(Stored data)
* * * * *
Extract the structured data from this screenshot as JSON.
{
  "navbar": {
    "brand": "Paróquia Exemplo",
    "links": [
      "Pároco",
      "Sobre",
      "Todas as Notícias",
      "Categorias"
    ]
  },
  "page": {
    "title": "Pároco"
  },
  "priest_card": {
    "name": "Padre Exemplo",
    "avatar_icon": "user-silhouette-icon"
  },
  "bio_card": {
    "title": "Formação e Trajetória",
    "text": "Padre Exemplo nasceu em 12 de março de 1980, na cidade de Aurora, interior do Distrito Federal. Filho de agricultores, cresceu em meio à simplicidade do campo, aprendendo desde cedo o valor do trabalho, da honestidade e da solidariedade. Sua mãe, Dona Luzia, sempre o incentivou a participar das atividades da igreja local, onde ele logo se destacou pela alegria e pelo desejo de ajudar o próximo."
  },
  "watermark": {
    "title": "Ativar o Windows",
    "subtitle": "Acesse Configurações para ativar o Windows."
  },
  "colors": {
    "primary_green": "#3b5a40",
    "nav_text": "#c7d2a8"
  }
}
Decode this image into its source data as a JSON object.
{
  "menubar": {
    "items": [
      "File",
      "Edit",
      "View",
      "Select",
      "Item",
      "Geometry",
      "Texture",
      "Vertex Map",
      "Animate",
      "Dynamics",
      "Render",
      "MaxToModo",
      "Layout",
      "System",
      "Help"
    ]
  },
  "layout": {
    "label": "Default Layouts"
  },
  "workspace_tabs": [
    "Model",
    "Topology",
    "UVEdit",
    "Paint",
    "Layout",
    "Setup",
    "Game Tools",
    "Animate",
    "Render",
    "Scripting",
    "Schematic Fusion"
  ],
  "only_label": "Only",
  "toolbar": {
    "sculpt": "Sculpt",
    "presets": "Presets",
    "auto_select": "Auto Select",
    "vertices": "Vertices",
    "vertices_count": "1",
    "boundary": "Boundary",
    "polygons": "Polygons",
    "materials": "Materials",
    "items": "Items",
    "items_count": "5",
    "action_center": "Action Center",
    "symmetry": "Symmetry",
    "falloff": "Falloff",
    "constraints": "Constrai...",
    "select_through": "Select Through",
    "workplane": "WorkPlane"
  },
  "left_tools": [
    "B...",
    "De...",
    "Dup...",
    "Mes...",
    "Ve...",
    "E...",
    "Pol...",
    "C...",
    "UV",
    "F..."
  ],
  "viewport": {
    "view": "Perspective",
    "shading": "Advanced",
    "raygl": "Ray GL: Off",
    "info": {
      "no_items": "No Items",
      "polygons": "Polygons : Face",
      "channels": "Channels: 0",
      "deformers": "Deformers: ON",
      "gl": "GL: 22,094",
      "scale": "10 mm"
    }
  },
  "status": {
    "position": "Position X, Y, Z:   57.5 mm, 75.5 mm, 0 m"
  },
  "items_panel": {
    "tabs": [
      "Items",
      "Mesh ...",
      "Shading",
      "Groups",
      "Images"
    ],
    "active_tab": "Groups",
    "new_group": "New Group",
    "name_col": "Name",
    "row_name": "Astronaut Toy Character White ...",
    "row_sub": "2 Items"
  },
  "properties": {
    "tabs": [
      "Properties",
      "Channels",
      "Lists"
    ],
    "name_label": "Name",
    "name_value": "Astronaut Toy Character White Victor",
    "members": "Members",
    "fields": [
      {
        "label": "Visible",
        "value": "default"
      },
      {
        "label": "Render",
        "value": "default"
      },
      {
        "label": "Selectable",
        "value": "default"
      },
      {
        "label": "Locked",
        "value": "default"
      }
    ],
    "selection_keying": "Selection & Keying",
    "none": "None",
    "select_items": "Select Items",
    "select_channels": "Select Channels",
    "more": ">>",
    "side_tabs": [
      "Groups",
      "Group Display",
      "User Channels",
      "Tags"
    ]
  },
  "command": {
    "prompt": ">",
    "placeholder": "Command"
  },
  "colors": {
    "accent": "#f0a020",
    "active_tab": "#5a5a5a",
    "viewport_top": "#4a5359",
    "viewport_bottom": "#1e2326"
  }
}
* * * * *
What the task asks — Write out every entry exactly as given.

Result of the task —
Extract the structured data from this screenshot as JSON.
{
  "navbar": {
    "brand": "Paróquia Exemplo",
    "links": [
      "Pároco",
      "Sobre",
      "Todas as Notícias",
      "Categorias"
    ]
  },
  "page": {
    "title": "Pároco"
  },
  "priest_card": {
    "name": "Padre Exemplo",
    "avatar_icon": "user-silhouette-icon"
  },
  "bio_card": {
    "title": "Formação e Trajetória",
    "text": "Padre Exemplo nasceu em 12 de março de 1980, na cidade de Aurora, interior do Distrito Federal. Filho de agricultores, cresceu em meio à simplicidade do campo, aprendendo desde cedo o valor do trabalho, da honestidade e da solidariedade. Sua mãe, Dona Luzia, sempre o incentivou a participar das atividades da igreja local, onde ele logo se destacou pela alegria e pelo desejo de ajudar o próximo."
  },
  "watermark": {
    "title": "Ativar o Windows",
    "subtitle": "Acesse Configurações para ativar o Windows."
  },
  "colors": {
    "primary_green": "#3b5a40",
    "nav_text": "#c7d2a8"
  }
}
Decode this image into its source data as a JSON object.
{
  "menubar": {
    "items": [
      "File",
      "Edit",
      "View",
      "Select",
      "Item",
      "Geometry",
      "Texture",
      "Vertex Map",
      "Animate",
      "Dynamics",
      "Render",
      "MaxToModo",
      "Layout",
      "System",
      "Help"
    ]
  },
  "layout": {
    "label": "Default Layouts"
  },
  "workspace_tabs": [
    "Model",
    "Topology",
    "UVEdit",
    "Paint",
    "Layout",
    "Setup",
    "Game Tools",
    "Animate",
    "Render",
    "Scripting",
    "Schematic Fusion"
  ],
  "only_label": "Only",
  "toolbar": {
    "sculpt": "Sculpt",
    "presets": "Presets",
    "auto_select": "Auto Select",
    "vertices": "Vertices",
    "vertices_count": "1",
    "boundary": "Boundary",
    "polygons": "Polygons",
    "materials": "Materials",
    "items": "Items",
    "items_count": "5",
    "action_center": "Action Center",
    "symmetry": "Symmetry",
    "falloff": "Falloff",
    "constraints": "Constrai...",
    "select_through": "Select Through",
    "workplane": "WorkPlane"
  },
  "left_tools": [
    "B...",
    "De...",
    "Dup...",
    "Mes...",
    "Ve...",
    "E...",
    "Pol...",
    "C...",
    "UV",
    "F..."
  ],
  "viewport": {
    "view": "Perspective",
    "shading": "Advanced",
    "raygl": "Ray GL: Off",
    "info": {
      "no_items": "No Items",
      "polygons": "Polygons : Face",
      "channels": "Channels: 0",
      "deformers": "Deformers: ON",
      "gl": "GL: 22,094",
      "scale": "10 mm"
    }
  },
  "status": {
    "position": "Position X, Y, Z:   57.5 mm, 75.5 mm, 0 m"
  },
  "items_panel": {
    "tabs": [
      "Items",
      "Mesh ...",
      "Shading",
      "Groups",
      "Images"
    ],
    "active_tab": "Groups",
    "new_group": "New Group",
    "name_col": "Name",
    "row_name": "Astronaut Toy Character White ...",
    "row_sub": "2 Items"
  },
  "properties": {
    "tabs": [
      "Properties",
      "Channels",
      "Lists"
    ],
    "name_label": "Name",
    "name_value": "Astronaut Toy Character White Victor",
    "members": "Members",
    "fields": [
      {
        "label": "Visible",
        "value": "default"
      },
      {
        "label": "Render",
        "value": "default"
      },
      {
        "label": "Selectable",
        "value": "default"
      },
      {
        "label": "Locked",
        "value": "default"
      }
    ],
    "selection_keying": "Selection & Keying",
    "none": "None",
    "select_items": "Select Items",
    "select_channels": "Select Channels",
    "more": ">>",
    "side_tabs": [
      "Groups",
      "Group Display",
      "User Channels",
      "Tags"
    ]
  },
  "command": {
    "prompt": ">",
    "placeholder": "Command"
  },
  "colors": {
    "accent": "#f0a020",
    "active_tab": "#5a5a5a",
    "viewport_top": "#4a5359",
    "viewport_bottom": "#1e2326"
  }
}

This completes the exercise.